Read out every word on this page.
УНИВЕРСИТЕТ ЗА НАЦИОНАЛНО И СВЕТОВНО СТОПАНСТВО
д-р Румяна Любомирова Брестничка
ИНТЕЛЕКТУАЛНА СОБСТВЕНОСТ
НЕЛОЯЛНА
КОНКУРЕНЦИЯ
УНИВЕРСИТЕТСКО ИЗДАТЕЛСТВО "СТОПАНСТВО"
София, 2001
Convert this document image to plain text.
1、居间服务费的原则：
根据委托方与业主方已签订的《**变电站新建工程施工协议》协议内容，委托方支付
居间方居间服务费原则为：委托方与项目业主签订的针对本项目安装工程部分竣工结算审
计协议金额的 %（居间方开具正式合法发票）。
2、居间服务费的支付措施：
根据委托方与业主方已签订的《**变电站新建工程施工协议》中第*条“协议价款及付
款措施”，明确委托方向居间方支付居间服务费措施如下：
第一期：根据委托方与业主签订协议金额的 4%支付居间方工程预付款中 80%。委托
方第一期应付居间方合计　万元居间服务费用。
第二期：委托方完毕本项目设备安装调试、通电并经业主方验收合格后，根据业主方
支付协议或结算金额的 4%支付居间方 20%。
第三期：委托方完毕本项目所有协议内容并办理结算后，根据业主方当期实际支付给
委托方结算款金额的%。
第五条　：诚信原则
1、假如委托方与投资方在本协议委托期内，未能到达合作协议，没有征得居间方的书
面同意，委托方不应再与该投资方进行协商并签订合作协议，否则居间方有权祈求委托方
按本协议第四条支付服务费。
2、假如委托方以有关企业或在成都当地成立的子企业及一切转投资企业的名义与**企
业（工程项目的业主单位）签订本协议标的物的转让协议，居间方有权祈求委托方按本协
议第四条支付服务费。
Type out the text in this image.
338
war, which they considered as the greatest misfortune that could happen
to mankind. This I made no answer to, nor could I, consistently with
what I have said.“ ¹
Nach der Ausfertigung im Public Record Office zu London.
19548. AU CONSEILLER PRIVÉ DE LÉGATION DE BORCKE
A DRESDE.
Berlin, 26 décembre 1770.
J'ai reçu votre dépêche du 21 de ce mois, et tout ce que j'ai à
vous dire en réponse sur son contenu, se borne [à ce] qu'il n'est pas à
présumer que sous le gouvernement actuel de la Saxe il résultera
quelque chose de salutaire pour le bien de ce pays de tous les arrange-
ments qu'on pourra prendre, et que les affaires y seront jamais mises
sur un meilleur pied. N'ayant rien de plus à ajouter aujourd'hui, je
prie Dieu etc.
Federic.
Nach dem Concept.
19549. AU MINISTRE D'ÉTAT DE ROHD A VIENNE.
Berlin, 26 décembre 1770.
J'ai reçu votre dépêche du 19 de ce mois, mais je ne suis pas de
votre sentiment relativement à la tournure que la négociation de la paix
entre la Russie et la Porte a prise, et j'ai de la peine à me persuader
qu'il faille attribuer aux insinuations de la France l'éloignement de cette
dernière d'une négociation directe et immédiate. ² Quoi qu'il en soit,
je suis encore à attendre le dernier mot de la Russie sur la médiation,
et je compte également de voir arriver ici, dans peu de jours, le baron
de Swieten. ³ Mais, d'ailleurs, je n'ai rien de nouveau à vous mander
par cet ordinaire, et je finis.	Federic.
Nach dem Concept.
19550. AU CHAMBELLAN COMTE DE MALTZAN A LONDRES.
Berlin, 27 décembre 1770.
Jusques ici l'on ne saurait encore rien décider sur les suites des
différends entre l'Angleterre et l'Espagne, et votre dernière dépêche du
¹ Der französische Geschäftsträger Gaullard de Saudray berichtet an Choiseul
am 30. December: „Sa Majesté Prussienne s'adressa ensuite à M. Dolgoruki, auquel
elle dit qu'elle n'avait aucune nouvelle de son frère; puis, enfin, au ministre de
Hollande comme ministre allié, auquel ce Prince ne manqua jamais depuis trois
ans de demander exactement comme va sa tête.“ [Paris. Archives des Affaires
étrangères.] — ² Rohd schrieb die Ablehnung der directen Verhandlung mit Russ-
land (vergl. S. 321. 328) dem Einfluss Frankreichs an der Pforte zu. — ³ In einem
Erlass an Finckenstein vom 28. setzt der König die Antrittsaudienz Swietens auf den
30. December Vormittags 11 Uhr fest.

----

#### Given request
Each line of the material must be restated exactly.

#### Result of this exercise
Read out every word on this page.
УНИВЕРСИТЕТ ЗА НАЦИОНАЛНО И СВЕТОВНО СТОПАНСТВО
д-р Румяна Любомирова Брестничка
ИНТЕЛЕКТУАЛНА СОБСТВЕНОСТ
НЕЛОЯЛНА
КОНКУРЕНЦИЯ
УНИВЕРСИТЕТСКО ИЗДАТЕЛСТВО "СТОПАНСТВО"
София, 2001
Convert this document image to plain text.
1、居间服务费的原则：
根据委托方与业主方已签订的《**变电站新建工程施工协议》协议内容，委托方支付
居间方居间服务费原则为：委托方与项目业主签订的针对本项目安装工程部分竣工结算审
计协议金额的 %（居间方开具正式合法发票）。
2、居间服务费的支付措施：
根据委托方与业主方已签订的《**变电站新建工程施工协议》中第*条“协议价款及付
款措施”，明确委托方向居间方支付居间服务费措施如下：
第一期：根据委托方与业主签订协议金额的 4%支付居间方工程预付款中 80%。委托
方第一期应付居间方合计　万元居间服务费用。
第二期：委托方完毕本项目设备安装调试、通电并经业主方验收合格后，根据业主方
支付协议或结算金额的 4%支付居间方 20%。
第三期：委托方完毕本项目所有协议内容并办理结算后，根据业主方当期实际支付给
委托方结算款金额的%。
第五条　：诚信原则
1、假如委托方与投资方在本协议委托期内，未能到达合作协议，没有征得居间方的书
面同意，委托方不应再与该投资方进行协商并签订合作协议，否则居间方有权祈求委托方
按本协议第四条支付服务费。
2、假如委托方以有关企业或在成都当地成立的子企业及一切转投资企业的名义与**企
业（工程项目的业主单位）签订本协议标的物的转让协议，居间方有权祈求委托方按本协
议第四条支付服务费。
Type out the text in this image.
338
war, which they considered as the greatest misfortune that could happen
to mankind. This I made no answer to, nor could I, consistently with
what I have said.“ ¹
Nach der Ausfertigung im Public Record Office zu London.
19548. AU CONSEILLER PRIVÉ DE LÉGATION DE BORCKE
A DRESDE.
Berlin, 26 décembre 1770.
J'ai reçu votre dépêche du 21 de ce mois, et tout ce que j'ai à
vous dire en réponse sur son contenu, se borne [à ce] qu'il n'est pas à
présumer que sous le gouvernement actuel de la Saxe il résultera
quelque chose de salutaire pour le bien de ce pays de tous les arrange-
ments qu'on pourra prendre, et que les affaires y seront jamais mises
sur un meilleur pied. N'ayant rien de plus à ajouter aujourd'hui, je
prie Dieu etc.
Federic.
Nach dem Concept.
19549. AU MINISTRE D'ÉTAT DE ROHD A VIENNE.
Berlin, 26 décembre 1770.
J'ai reçu votre dépêche du 19 de ce mois, mais je ne suis pas de
votre sentiment relativement à la tournure que la négociation de la paix
entre la Russie et la Porte a prise, et j'ai de la peine à me persuader
qu'il faille attribuer aux insinuations de la France l'éloignement de cette
dernière d'une négociation directe et immédiate. ² Quoi qu'il en soit,
je suis encore à attendre le dernier mot de la Russie sur la médiation,
et je compte également de voir arriver ici, dans peu de jours, le baron
de Swieten. ³ Mais, d'ailleurs, je n'ai rien de nouveau à vous mander
par cet ordinaire, et je finis.	Federic.
Nach dem Concept.
19550. AU CHAMBELLAN COMTE DE MALTZAN A LONDRES.
Berlin, 27 décembre 1770.
Jusques ici l'on ne saurait encore rien décider sur les suites des
différends entre l'Angleterre et l'Espagne, et votre dernière dépêche du
¹ Der französische Geschäftsträger Gaullard de Saudray berichtet an Choiseul
am 30. December: „Sa Majesté Prussienne s'adressa ensuite à M. Dolgoruki, auquel
elle dit qu'elle n'avait aucune nouvelle de son frère; puis, enfin, au ministre de
Hollande comme ministre allié, auquel ce Prince ne manqua jamais depuis trois
ans de demander exactement comme va sa tête.“ [Paris. Archives des Affaires
étrangères.] — ² Rohd schrieb die Ablehnung der directen Verhandlung mit Russ-
land (vergl. S. 321. 328) dem Einfluss Frankreichs an der Pforte zu. — ³ In einem
Erlass an Finckenstein vom 28. setzt der König die Antrittsaudienz Swietens auf den
30. December Vormittags 11 Uhr fest.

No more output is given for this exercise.